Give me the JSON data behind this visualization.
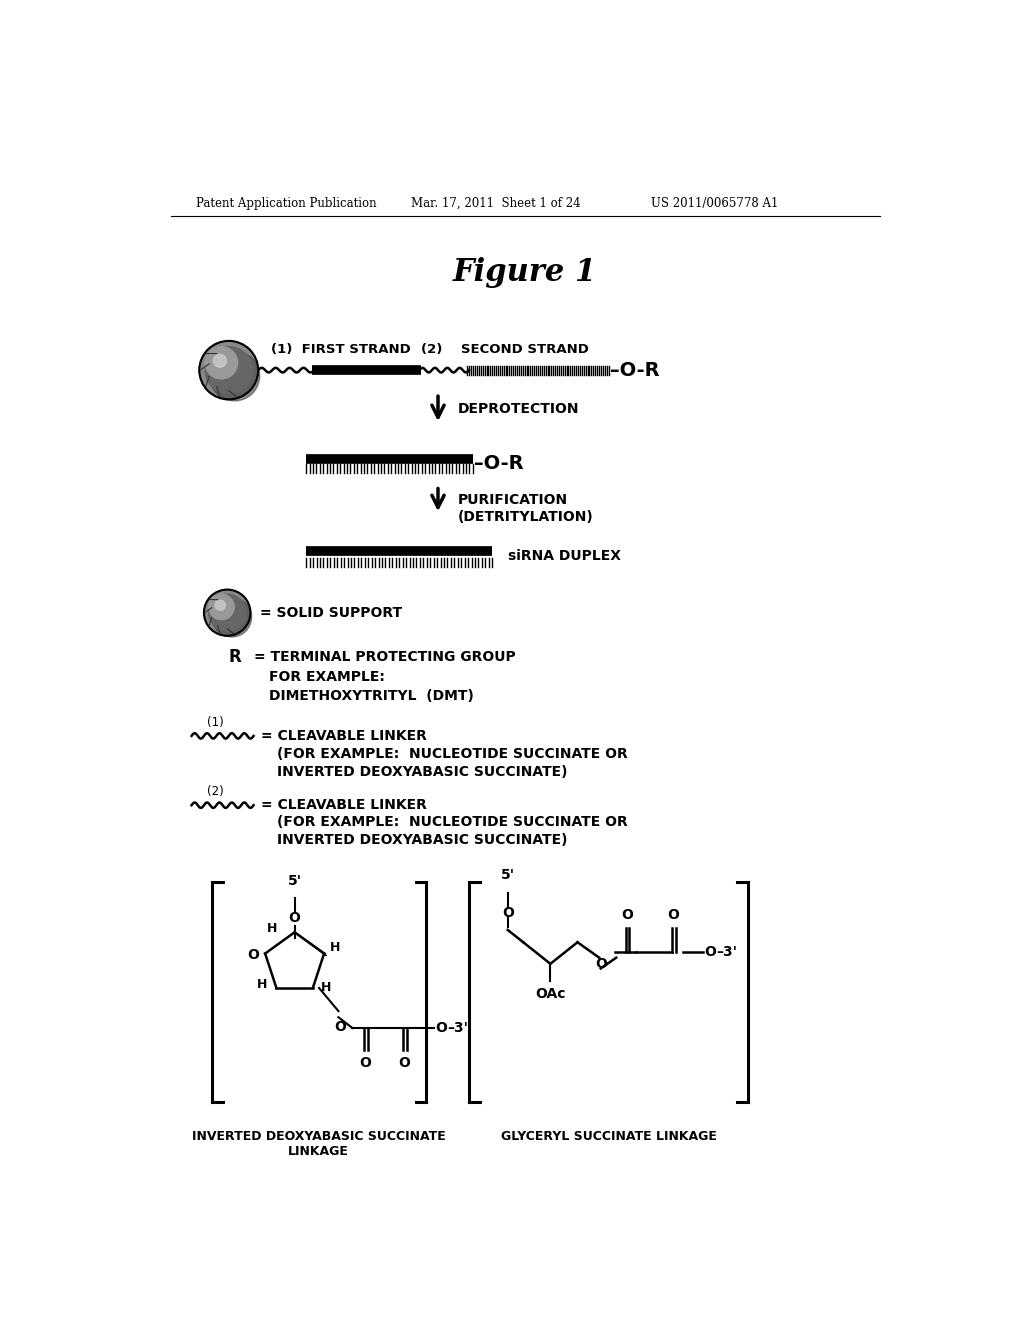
{
  "bg_color": "#ffffff",
  "header_left": "Patent Application Publication",
  "header_mid": "Mar. 17, 2011  Sheet 1 of 24",
  "header_right": "US 2011/0065778 A1",
  "figure_title": "Figure 1",
  "deprotection_label": "DEPROTECTION",
  "purification_label": "PURIFICATION\n(DETRITYLATION)",
  "sirna_label": "siRNA DUPLEX",
  "solid_support_label": "= SOLID SUPPORT",
  "bottom_label_left": "INVERTED DEOXYABASIC SUCCINATE\nLINKAGE",
  "bottom_label_right": "GLYCERYL SUCCINATE LINKAGE"
}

*****

Output all of the records exactly as they appear above, but not the pictures.

SOLUTION TO THE EXERCISE:
Give me the JSON data behind this visualization.
{
  "bg_color": "#ffffff",
  "header_left": "Patent Application Publication",
  "header_mid": "Mar. 17, 2011  Sheet 1 of 24",
  "header_right": "US 2011/0065778 A1",
  "figure_title": "Figure 1",
  "deprotection_label": "DEPROTECTION",
  "purification_label": "PURIFICATION\n(DETRITYLATION)",
  "sirna_label": "siRNA DUPLEX",
  "solid_support_label": "= SOLID SUPPORT",
  "bottom_label_left": "INVERTED DEOXYABASIC SUCCINATE\nLINKAGE",
  "bottom_label_right": "GLYCERYL SUCCINATE LINKAGE"
}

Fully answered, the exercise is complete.